What is being asked:
Each entry must be reproduced precisely as it stands.

══ Provided records

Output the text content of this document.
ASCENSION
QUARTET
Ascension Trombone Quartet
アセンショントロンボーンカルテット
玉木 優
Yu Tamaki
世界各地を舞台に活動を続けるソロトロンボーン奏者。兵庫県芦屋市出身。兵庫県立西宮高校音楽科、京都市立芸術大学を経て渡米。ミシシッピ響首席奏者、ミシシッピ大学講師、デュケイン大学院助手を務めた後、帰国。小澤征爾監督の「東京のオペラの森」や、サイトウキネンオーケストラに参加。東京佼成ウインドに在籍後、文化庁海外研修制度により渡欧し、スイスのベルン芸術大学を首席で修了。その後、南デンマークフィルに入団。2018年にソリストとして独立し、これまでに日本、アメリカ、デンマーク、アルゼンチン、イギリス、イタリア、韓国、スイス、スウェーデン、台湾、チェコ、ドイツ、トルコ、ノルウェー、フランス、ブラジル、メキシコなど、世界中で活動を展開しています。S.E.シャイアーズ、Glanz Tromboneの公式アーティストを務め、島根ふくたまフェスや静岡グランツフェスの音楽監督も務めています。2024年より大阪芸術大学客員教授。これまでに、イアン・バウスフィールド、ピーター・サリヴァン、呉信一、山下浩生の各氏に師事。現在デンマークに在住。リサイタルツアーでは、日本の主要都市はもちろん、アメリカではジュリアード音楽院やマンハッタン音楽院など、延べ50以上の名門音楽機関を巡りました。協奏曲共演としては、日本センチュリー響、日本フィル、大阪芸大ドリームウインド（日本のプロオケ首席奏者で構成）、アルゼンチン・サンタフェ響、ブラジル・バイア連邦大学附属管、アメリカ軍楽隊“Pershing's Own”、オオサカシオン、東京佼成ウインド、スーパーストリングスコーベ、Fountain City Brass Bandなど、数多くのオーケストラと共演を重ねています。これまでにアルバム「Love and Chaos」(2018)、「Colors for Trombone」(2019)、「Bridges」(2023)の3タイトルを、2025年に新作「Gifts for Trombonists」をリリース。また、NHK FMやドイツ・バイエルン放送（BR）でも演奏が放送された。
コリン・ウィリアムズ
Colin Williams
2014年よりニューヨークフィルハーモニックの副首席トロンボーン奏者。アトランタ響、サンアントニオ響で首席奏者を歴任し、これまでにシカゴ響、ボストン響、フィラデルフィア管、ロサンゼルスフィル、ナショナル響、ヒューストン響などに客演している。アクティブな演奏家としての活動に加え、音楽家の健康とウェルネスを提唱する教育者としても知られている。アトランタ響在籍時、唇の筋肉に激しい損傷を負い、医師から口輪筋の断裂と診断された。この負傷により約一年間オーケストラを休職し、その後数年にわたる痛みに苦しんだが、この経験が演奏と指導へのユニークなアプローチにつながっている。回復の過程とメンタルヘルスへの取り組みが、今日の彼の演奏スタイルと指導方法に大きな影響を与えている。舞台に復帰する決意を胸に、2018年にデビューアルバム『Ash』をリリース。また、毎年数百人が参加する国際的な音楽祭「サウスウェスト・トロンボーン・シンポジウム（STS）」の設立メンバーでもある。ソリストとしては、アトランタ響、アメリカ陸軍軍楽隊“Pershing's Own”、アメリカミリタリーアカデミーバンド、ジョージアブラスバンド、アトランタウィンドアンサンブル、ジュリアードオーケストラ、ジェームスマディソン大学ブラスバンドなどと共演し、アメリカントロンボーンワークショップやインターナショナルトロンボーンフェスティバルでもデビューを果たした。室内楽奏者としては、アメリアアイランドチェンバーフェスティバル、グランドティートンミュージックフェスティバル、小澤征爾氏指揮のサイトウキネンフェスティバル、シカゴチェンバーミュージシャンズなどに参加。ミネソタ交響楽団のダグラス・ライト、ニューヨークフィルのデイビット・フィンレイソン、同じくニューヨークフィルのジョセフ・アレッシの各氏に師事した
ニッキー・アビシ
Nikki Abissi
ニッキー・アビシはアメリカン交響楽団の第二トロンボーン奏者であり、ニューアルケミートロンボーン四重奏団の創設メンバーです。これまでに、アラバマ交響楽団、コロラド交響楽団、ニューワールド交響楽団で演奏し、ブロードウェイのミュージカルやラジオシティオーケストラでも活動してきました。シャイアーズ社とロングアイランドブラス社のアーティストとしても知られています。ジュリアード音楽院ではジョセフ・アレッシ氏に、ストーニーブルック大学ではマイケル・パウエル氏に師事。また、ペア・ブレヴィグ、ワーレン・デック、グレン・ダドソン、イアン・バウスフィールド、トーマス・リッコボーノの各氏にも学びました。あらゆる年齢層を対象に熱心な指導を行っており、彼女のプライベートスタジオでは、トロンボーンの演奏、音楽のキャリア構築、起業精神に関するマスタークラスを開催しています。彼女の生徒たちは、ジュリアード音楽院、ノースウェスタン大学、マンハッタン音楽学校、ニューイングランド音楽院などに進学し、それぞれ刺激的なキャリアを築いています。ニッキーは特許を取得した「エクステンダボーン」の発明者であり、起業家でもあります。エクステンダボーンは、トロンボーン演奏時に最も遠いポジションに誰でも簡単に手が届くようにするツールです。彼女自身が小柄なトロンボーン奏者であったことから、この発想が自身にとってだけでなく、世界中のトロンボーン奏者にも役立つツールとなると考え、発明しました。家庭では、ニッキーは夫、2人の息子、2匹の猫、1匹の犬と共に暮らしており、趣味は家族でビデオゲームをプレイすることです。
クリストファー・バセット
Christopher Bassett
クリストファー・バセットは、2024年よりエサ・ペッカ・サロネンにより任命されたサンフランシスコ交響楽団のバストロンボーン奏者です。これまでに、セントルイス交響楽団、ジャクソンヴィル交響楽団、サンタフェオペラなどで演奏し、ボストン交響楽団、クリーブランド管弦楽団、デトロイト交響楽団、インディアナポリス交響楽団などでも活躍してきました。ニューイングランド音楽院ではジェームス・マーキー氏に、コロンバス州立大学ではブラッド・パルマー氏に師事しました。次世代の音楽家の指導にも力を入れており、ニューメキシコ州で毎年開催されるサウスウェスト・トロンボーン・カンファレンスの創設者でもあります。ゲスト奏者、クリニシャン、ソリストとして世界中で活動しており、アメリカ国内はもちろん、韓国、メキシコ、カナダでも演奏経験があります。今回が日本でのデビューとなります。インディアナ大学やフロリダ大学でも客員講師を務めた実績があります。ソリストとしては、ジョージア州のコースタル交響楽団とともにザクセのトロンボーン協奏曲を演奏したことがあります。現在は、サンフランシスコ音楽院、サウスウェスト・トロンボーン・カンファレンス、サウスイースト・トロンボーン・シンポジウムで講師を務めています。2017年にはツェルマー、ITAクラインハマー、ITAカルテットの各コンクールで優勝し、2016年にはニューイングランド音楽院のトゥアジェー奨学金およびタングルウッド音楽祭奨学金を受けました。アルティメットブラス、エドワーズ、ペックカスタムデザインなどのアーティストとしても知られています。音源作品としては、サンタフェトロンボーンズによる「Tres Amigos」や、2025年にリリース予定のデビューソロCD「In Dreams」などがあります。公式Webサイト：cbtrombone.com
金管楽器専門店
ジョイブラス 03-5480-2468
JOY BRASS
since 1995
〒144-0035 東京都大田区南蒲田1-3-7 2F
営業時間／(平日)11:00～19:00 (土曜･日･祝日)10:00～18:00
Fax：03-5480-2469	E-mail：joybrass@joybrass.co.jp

════

Result for this task:
Output the text content of this document.
ASCENSION
QUARTET
Ascension Trombone Quartet
アセンショントロンボーンカルテット
玉木 優
Yu Tamaki
世界各地を舞台に活動を続けるソロトロンボーン奏者。兵庫県芦屋市出身。兵庫県立西宮高校音楽科、京都市立芸術大学を経て渡米。ミシシッピ響首席奏者、ミシシッピ大学講師、デュケイン大学院助手を務めた後、帰国。小澤征爾監督の「東京のオペラの森」や、サイトウキネンオーケストラに参加。東京佼成ウインドに在籍後、文化庁海外研修制度により渡欧し、スイスのベルン芸術大学を首席で修了。その後、南デンマークフィルに入団。2018年にソリストとして独立し、これまでに日本、アメリカ、デンマーク、アルゼンチン、イギリス、イタリア、韓国、スイス、スウェーデン、台湾、チェコ、ドイツ、トルコ、ノルウェー、フランス、ブラジル、メキシコなど、世界中で活動を展開しています。S.E.シャイアーズ、Glanz Tromboneの公式アーティストを務め、島根ふくたまフェスや静岡グランツフェスの音楽監督も務めています。2024年より大阪芸術大学客員教授。これまでに、イアン・バウスフィールド、ピーター・サリヴァン、呉信一、山下浩生の各氏に師事。現在デンマークに在住。リサイタルツアーでは、日本の主要都市はもちろん、アメリカではジュリアード音楽院やマンハッタン音楽院など、延べ50以上の名門音楽機関を巡りました。協奏曲共演としては、日本センチュリー響、日本フィル、大阪芸大ドリームウインド（日本のプロオケ首席奏者で構成）、アルゼンチン・サンタフェ響、ブラジル・バイア連邦大学附属管、アメリカ軍楽隊“Pershing's Own”、オオサカシオン、東京佼成ウインド、スーパーストリングスコーベ、Fountain City Brass Bandなど、数多くのオーケストラと共演を重ねています。これまでにアルバム「Love and Chaos」(2018)、「Colors for Trombone」(2019)、「Bridges」(2023)の3タイトルを、2025年に新作「Gifts for Trombonists」をリリース。また、NHK FMやドイツ・バイエルン放送（BR）でも演奏が放送された。
コリン・ウィリアムズ
Colin Williams
2014年よりニューヨークフィルハーモニックの副首席トロンボーン奏者。アトランタ響、サンアントニオ響で首席奏者を歴任し、これまでにシカゴ響、ボストン響、フィラデルフィア管、ロサンゼルスフィル、ナショナル響、ヒューストン響などに客演している。アクティブな演奏家としての活動に加え、音楽家の健康とウェルネスを提唱する教育者としても知られている。アトランタ響在籍時、唇の筋肉に激しい損傷を負い、医師から口輪筋の断裂と診断された。この負傷により約一年間オーケストラを休職し、その後数年にわたる痛みに苦しんだが、この経験が演奏と指導へのユニークなアプローチにつながっている。回復の過程とメンタルヘルスへの取り組みが、今日の彼の演奏スタイルと指導方法に大きな影響を与えている。舞台に復帰する決意を胸に、2018年にデビューアルバム『Ash』をリリース。また、毎年数百人が参加する国際的な音楽祭「サウスウェスト・トロンボーン・シンポジウム（STS）」の設立メンバーでもある。ソリストとしては、アトランタ響、アメリカ陸軍軍楽隊“Pershing's Own”、アメリカミリタリーアカデミーバンド、ジョージアブラスバンド、アトランタウィンドアンサンブル、ジュリアードオーケストラ、ジェームスマディソン大学ブラスバンドなどと共演し、アメリカントロンボーンワークショップやインターナショナルトロンボーンフェスティバルでもデビューを果たした。室内楽奏者としては、アメリアアイランドチェンバーフェスティバル、グランドティートンミュージックフェスティバル、小澤征爾氏指揮のサイトウキネンフェスティバル、シカゴチェンバーミュージシャンズなどに参加。ミネソタ交響楽団のダグラス・ライト、ニューヨークフィルのデイビット・フィンレイソン、同じくニューヨークフィルのジョセフ・アレッシの各氏に師事した
ニッキー・アビシ
Nikki Abissi
ニッキー・アビシはアメリカン交響楽団の第二トロンボーン奏者であり、ニューアルケミートロンボーン四重奏団の創設メンバーです。これまでに、アラバマ交響楽団、コロラド交響楽団、ニューワールド交響楽団で演奏し、ブロードウェイのミュージカルやラジオシティオーケストラでも活動してきました。シャイアーズ社とロングアイランドブラス社のアーティストとしても知られています。ジュリアード音楽院ではジョセフ・アレッシ氏に、ストーニーブルック大学ではマイケル・パウエル氏に師事。また、ペア・ブレヴィグ、ワーレン・デック、グレン・ダドソン、イアン・バウスフィールド、トーマス・リッコボーノの各氏にも学びました。あらゆる年齢層を対象に熱心な指導を行っており、彼女のプライベートスタジオでは、トロンボーンの演奏、音楽のキャリア構築、起業精神に関するマスタークラスを開催しています。彼女の生徒たちは、ジュリアード音楽院、ノースウェスタン大学、マンハッタン音楽学校、ニューイングランド音楽院などに進学し、それぞれ刺激的なキャリアを築いています。ニッキーは特許を取得した「エクステンダボーン」の発明者であり、起業家でもあります。エクステンダボーンは、トロンボーン演奏時に最も遠いポジションに誰でも簡単に手が届くようにするツールです。彼女自身が小柄なトロンボーン奏者であったことから、この発想が自身にとってだけでなく、世界中のトロンボーン奏者にも役立つツールとなると考え、発明しました。家庭では、ニッキーは夫、2人の息子、2匹の猫、1匹の犬と共に暮らしており、趣味は家族でビデオゲームをプレイすることです。
クリストファー・バセット
Christopher Bassett
クリストファー・バセットは、2024年よりエサ・ペッカ・サロネンにより任命されたサンフランシスコ交響楽団のバストロンボーン奏者です。これまでに、セントルイス交響楽団、ジャクソンヴィル交響楽団、サンタフェオペラなどで演奏し、ボストン交響楽団、クリーブランド管弦楽団、デトロイト交響楽団、インディアナポリス交響楽団などでも活躍してきました。ニューイングランド音楽院ではジェームス・マーキー氏に、コロンバス州立大学ではブラッド・パルマー氏に師事しました。次世代の音楽家の指導にも力を入れており、ニューメキシコ州で毎年開催されるサウスウェスト・トロンボーン・カンファレンスの創設者でもあります。ゲスト奏者、クリニシャン、ソリストとして世界中で活動しており、アメリカ国内はもちろん、韓国、メキシコ、カナダでも演奏経験があります。今回が日本でのデビューとなります。インディアナ大学やフロリダ大学でも客員講師を務めた実績があります。ソリストとしては、ジョージア州のコースタル交響楽団とともにザクセのトロンボーン協奏曲を演奏したことがあります。現在は、サンフランシスコ音楽院、サウスウェスト・トロンボーン・カンファレンス、サウスイースト・トロンボーン・シンポジウムで講師を務めています。2017年にはツェルマー、ITAクラインハマー、ITAカルテットの各コンクールで優勝し、2016年にはニューイングランド音楽院のトゥアジェー奨学金およびタングルウッド音楽祭奨学金を受けました。アルティメットブラス、エドワーズ、ペックカスタムデザインなどのアーティストとしても知られています。音源作品としては、サンタフェトロンボーンズによる「Tres Amigos」や、2025年にリリース予定のデビューソロCD「In Dreams」などがあります。公式Webサイト：cbtrombone.com
金管楽器専門店
ジョイブラス 03-5480-2468
JOY BRASS
since 1995
〒144-0035 東京都大田区南蒲田1-3-7 2F
営業時間／(平日)11:00～19:00 (土曜･日･祝日)10:00～18:00
Fax：03-5480-2469	E-mail：joybrass@joybrass.co.jp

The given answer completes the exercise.